Dossier :  IMM-4863-06

Référence :  2007 CF 318

Ottawa (Ontario), le 26 mars 2007

En présence de Monsieur le juge Beaudry 

 

ENTRE :

KINIQUE KEMIRA WOODS

demanderesse

et

 

LE MINISTRE DE LA CITOYENNETÉ

ET DE L'IMMIGRATION

défendeur

 

 

MOTIFS DU JUGEMENT ET JUGEMENT

 

[1]               Il s’agit d’une demande de contrôle judiciaire, présentée en vertu du paragraphe 82.3 (1) de la Loi sur l’Immigration et la protection des réfugiés, L.C. 2001, c. 27 (la Loi), de la décision de Joel Moss, de la Section de la protection des réfugiés (le Tribunal), rendue le 9 août 2006. Le Tribunal a conclu que la demanderesse n'était pas «une réfugiée au sens de la Convention » ou une « personne à protéger ». La décision du Tribunal ainsi que les éléments de preuves sont en anglais tandis que les mémoires des parties sont en français. Les plaidoiries orales ont eu lieu en français, la présente décision sera donc en français.

 

QUESTION EN LITIGE

[2]                La décision du Tribunal est-elle manifestement déraisonnable?

 

[3]               Pour les motifs suivants, la réponse à cette question est négative. Par conséquent, la présente demande de contrôle judiciaire sera rejetée.

 

CONTEXTE FACTUEL

[4]               Citoyenne de Saint Vincent, la demanderesse est née le 1er  février 1994. Lors de l’audience du 26 juillet 2006, la demanderesse avait douze ans. Sa représentante désignée est sa mère, madame Astrid Lolita Woods, qui a témoigné au nom de la demanderesse.

Consigne 1
Reproduisez le passage du jugement commençant par « QUESTION EN LITIGE » et se terminant par « de la demanderesse. ».
Le jugement et les enregistrements sont deux documents indépendants.

Informations fournies
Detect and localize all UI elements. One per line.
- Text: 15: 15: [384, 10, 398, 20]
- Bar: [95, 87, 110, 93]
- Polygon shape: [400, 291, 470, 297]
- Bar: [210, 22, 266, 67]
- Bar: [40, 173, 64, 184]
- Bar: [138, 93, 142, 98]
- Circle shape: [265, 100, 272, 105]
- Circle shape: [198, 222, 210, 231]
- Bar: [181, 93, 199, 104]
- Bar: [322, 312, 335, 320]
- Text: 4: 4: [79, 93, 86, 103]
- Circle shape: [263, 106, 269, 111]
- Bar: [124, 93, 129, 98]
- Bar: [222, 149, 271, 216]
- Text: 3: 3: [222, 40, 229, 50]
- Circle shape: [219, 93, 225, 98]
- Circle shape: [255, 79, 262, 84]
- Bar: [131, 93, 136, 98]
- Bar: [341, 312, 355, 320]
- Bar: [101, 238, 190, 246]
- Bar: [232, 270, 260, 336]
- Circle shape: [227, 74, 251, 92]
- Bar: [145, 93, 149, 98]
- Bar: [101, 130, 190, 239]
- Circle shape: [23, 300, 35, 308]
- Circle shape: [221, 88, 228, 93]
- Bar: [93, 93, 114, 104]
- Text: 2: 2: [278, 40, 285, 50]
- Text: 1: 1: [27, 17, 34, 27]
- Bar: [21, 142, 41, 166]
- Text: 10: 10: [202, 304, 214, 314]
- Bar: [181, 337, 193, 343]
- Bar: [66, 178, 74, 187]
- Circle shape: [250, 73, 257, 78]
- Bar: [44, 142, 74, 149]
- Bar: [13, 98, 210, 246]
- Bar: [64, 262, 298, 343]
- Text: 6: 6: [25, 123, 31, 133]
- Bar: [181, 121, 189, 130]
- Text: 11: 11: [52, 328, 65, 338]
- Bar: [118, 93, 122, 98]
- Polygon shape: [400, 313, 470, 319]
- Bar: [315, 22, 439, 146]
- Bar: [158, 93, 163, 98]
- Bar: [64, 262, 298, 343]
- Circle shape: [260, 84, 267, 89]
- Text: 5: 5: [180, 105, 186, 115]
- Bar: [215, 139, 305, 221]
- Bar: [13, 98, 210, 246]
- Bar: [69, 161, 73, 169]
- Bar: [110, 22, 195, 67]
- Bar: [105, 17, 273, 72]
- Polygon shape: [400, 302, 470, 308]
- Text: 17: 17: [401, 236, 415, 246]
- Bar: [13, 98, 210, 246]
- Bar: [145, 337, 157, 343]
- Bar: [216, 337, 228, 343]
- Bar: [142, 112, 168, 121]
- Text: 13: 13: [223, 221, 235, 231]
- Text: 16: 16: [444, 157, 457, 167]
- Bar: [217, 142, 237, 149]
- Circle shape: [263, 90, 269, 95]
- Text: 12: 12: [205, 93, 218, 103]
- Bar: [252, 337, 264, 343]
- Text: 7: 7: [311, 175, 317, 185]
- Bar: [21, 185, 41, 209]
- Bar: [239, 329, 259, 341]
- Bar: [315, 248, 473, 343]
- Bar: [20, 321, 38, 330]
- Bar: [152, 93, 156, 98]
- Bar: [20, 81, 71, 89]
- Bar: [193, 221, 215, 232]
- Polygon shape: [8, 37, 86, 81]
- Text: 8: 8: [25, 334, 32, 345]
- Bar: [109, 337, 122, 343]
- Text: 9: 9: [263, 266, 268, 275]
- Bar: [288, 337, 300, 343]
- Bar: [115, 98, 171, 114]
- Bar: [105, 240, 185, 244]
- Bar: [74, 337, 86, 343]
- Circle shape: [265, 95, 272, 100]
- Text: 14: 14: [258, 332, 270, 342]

Consigne 2
Dans les enregistrements, remplacez « Circle shape » par « Circle » sans rien modifier d'autre, et donnez uniquement les lignes commençant au début des enregistrements et se terminant par la ligne qui contient « - Bar: [222, 149, 271, 216] », celle-ci comprise.

Résultat obtenu 1
QUESTION EN LITIGE

[2]                La décision du Tribunal est-elle manifestement déraisonnable?

 

[3]               Pour les motifs suivants, la réponse à cette question est négative. Par conséquent, la présente demande de contrôle judiciaire sera rejetée.

 

CONTEXTE FACTUEL

[4]               Citoyenne de Saint Vincent, la demanderesse est née le 1er  février 1994. Lors de l’audience du 26 juillet 2006, la demanderesse avait douze ans. Sa représentante désignée est sa mère, madame Astrid Lolita Woods, qui a témoigné au nom de la demanderesse.

Résultat obtenu 2
Detect and localize all UI elements. One per line.
- Text: 15: 15: [384, 10, 398, 20]
- Bar: [95, 87, 110, 93]
- Polygon shape: [400, 291, 470, 297]
- Bar: [210, 22, 266, 67]
- Bar: [40, 173, 64, 184]
- Bar: [138, 93, 142, 98]
- Circle: [265, 100, 272, 105]
- Circle: [198, 222, 210, 231]
- Bar: [181, 93, 199, 104]
- Bar: [322, 312, 335, 320]
- Text: 4: 4: [79, 93, 86, 103]
- Circle: [263, 106, 269, 111]
- Bar: [124, 93, 129, 98]
- Bar: [222, 149, 271, 216]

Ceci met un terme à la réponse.